+++ Предоставленный отрывок

16 марта 2011| Крутова Нина Акимовна

Планы Германии, и наше место в них

 

Нина Крутова. Фото сделано в 1943 г. эсэсовцем Арнольдом.

Лето 1941 г. Война, как ураган, ворвалась в нашу жизнь. Много лет прошло с тех пор. Уходят из жизни воевавшие на фронте, работавшие в тылу и оставшиеся на оккупированной врагом территории по независящим от них причинам. До сих пор некоторые старые люди разделяют свою жизнь на периоды: до войны, во время войны и после войны.

Когда началась война, мне было 10 лет. Я перешла в 3-й класс. В первый класс тогда принимали с 8 лет. Наша семья жила в селе Ковяги Харьковской области. Родители работали учителями в семилетней школе. Семья была большая, дружная: две бабушки, папа, мама, я и трехлетний брат. Много односельчан ушло на фронт. Отец был очень близоруким и в армию его не взяли. Всё реже в селе звучали песни и беззаботный смех. Мы, дети, как-то сразу повзрослели, на наши плечи легли новые заботы, обязанности. Взрослые чаще стали говорить, что нам уже 10 лет, хотя несколько недель тому назад нам было еще только 10 лет.

Сейчас, перебирая по крупицам свою жизнь, я заметила, что какая-то часть её, протекающая обыденно, спокойно, не запомнилась так четко, как события в чем-то необычные в то время для моего возраста. Моя память не была загружена сведениями из учебников, кино и книг. У нас в селе не было радио. Газеты сообщали, что Красная армия отступала, оставляя врагу нашу землю. Но мы верили, что врага остановят, разобьют. Всё чаще над нами пролетали фашистские самолеты, разбрасывали листовки, призывающие солдат Красной армии сдаваться в плен, где им обещали райскую жизнь. Я находила такие листовки, читала и плакала. Нервы напряжены. Память чувствительна, как фотопленка. Она фиксировала многие события, разговоры людей, их лица ярко до мелочей, потому что я понимала – от всего этого зависит наша жизнь.

++++++

**Задания к выполнению**.
a) Ответьте по отрывку на три вопроса, каждый ответ дайте с новой строки и с той же пометкой:
(i) В каком селе жила семья?
(ii) Почему отца не взяли в армию?
(iii) Чего не было в селе?
b) Назовите все периоды, на которые, согласно отрывку, некоторые старые люди до сих пор делят свою жизнь.
c) Воспроизведите часть отрывка между словами «Планы Германии, и» и «и после войны.», включая их.

+++ Исходные данные

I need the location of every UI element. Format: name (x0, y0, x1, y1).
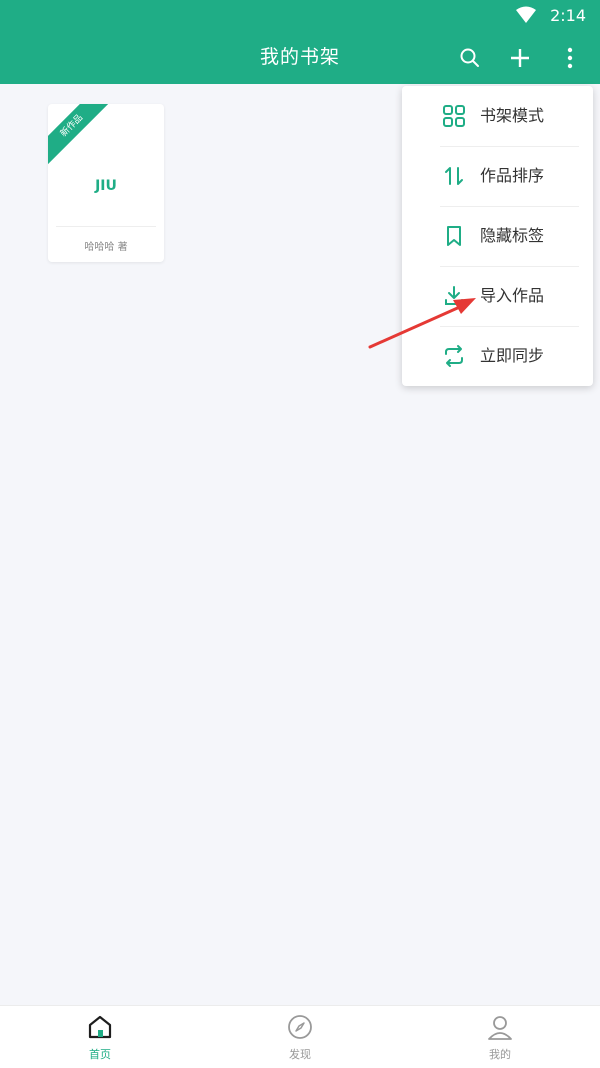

++++++

**Результаты выполнения**.
a)
(i) В селе Ковяги Харьковской области.
(ii) Он был очень близоруким.
(iii) В селе не было радио.

b) До войны, во время войны, после войны.

c)
Планы Германии, и наше место в них

 

Нина Крутова. Фото сделано в 1943 г. эсэсовцем Арнольдом.

Лето 1941 г. Война, как ураган, ворвалась в нашу жизнь. Много лет прошло с тех пор. Уходят из жизни воевавшие на фронте, работавшие в тылу и оставшиеся на оккупированной врагом территории по независящим от них причинам. До сих пор некоторые старые люди разделяют свою жизнь на периоды: до войны, во время войны и после войны.